● Data shown:
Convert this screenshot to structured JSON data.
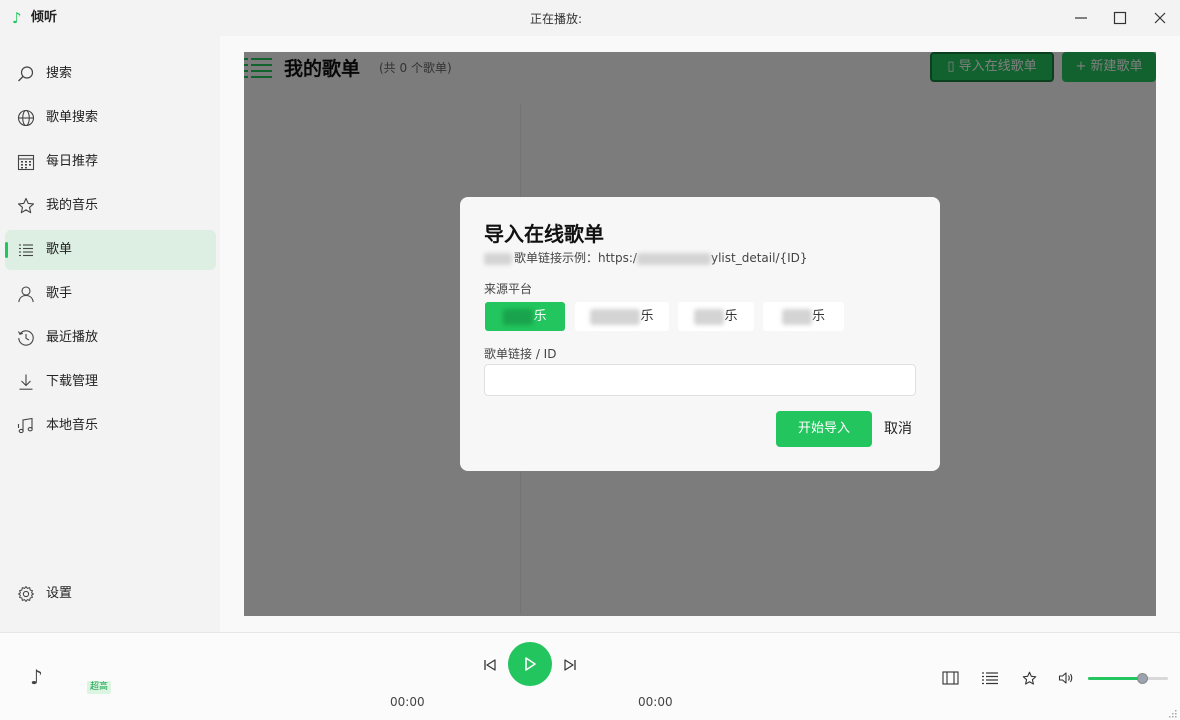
{
  "app": {
    "name": "倾听",
    "logo_icon": "music-note-icon",
    "now_playing": "正在播放:",
    "accent_color": "#22c55e"
  },
  "sidebar": {
    "items": [
      {
        "label": "搜索",
        "icon": "search-icon"
      },
      {
        "label": "歌单搜索",
        "icon": "globe-icon"
      },
      {
        "label": "每日推荐",
        "icon": "calendar-icon"
      },
      {
        "label": "我的音乐",
        "icon": "star-icon"
      },
      {
        "label": "歌单",
        "icon": "list-icon",
        "active": true
      },
      {
        "label": "歌手",
        "icon": "person-icon"
      },
      {
        "label": "最近播放",
        "icon": "history-icon"
      },
      {
        "label": "下载管理",
        "icon": "download-icon"
      },
      {
        "label": "本地音乐",
        "icon": "local-music-icon"
      }
    ],
    "settings": {
      "label": "设置",
      "icon": "gear-icon"
    }
  },
  "main": {
    "title": "我的歌单",
    "count": "(共 0 个歌单)",
    "import_online_label": "▯ 导入在线歌单",
    "new_playlist_label": "+ 新建歌单"
  },
  "dialog": {
    "title": "导入在线歌单",
    "hint_prefix": "歌单链接示例：https:/",
    "hint_suffix": "ylist_detail/{ID}",
    "platform_label": "来源平台",
    "platforms": [
      {
        "label": "乐",
        "active": true
      },
      {
        "label": "乐",
        "active": false
      },
      {
        "label": "乐",
        "active": false
      },
      {
        "label": "乐",
        "active": false
      }
    ],
    "link_label": "歌单链接 / ID",
    "link_value": "",
    "link_placeholder": "",
    "start_button": "开始导入",
    "cancel_button": "取消"
  },
  "player": {
    "quality_badge": "超高",
    "current_time": "00:00",
    "total_time": "00:00",
    "volume_percent": 68
  }
}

● What the task asks: Above are the records; reproduce them exactly and leave out the pictures.

● Problem solution:
Convert this screenshot to structured JSON data.
{
  "app": {
    "name": "倾听",
    "logo_icon": "music-note-icon",
    "now_playing": "正在播放:",
    "accent_color": "#22c55e"
  },
  "sidebar": {
    "items": [
      {
        "label": "搜索",
        "icon": "search-icon"
      },
      {
        "label": "歌单搜索",
        "icon": "globe-icon"
      },
      {
        "label": "每日推荐",
        "icon": "calendar-icon"
      },
      {
        "label": "我的音乐",
        "icon": "star-icon"
      },
      {
        "label": "歌单",
        "icon": "list-icon",
        "active": true
      },
      {
        "label": "歌手",
        "icon": "person-icon"
      },
      {
        "label": "最近播放",
        "icon": "history-icon"
      },
      {
        "label": "下载管理",
        "icon": "download-icon"
      },
      {
        "label": "本地音乐",
        "icon": "local-music-icon"
      }
    ],
    "settings": {
      "label": "设置",
      "icon": "gear-icon"
    }
  },
  "main": {
    "title": "我的歌单",
    "count": "(共 0 个歌单)",
    "import_online_label": "▯ 导入在线歌单",
    "new_playlist_label": "+ 新建歌单"
  },
  "dialog": {
    "title": "导入在线歌单",
    "hint_prefix": "歌单链接示例：https:/",
    "hint_suffix": "ylist_detail/{ID}",
    "platform_label": "来源平台",
    "platforms": [
      {
        "label": "乐",
        "active": true
      },
      {
        "label": "乐",
        "active": false
      },
      {
        "label": "乐",
        "active": false
      },
      {
        "label": "乐",
        "active": false
      }
    ],
    "link_label": "歌单链接 / ID",
    "link_value": "",
    "link_placeholder": "",
    "start_button": "开始导入",
    "cancel_button": "取消"
  },
  "player": {
    "quality_badge": "超高",
    "current_time": "00:00",
    "total_time": "00:00",
    "volume_percent": 68
  }
}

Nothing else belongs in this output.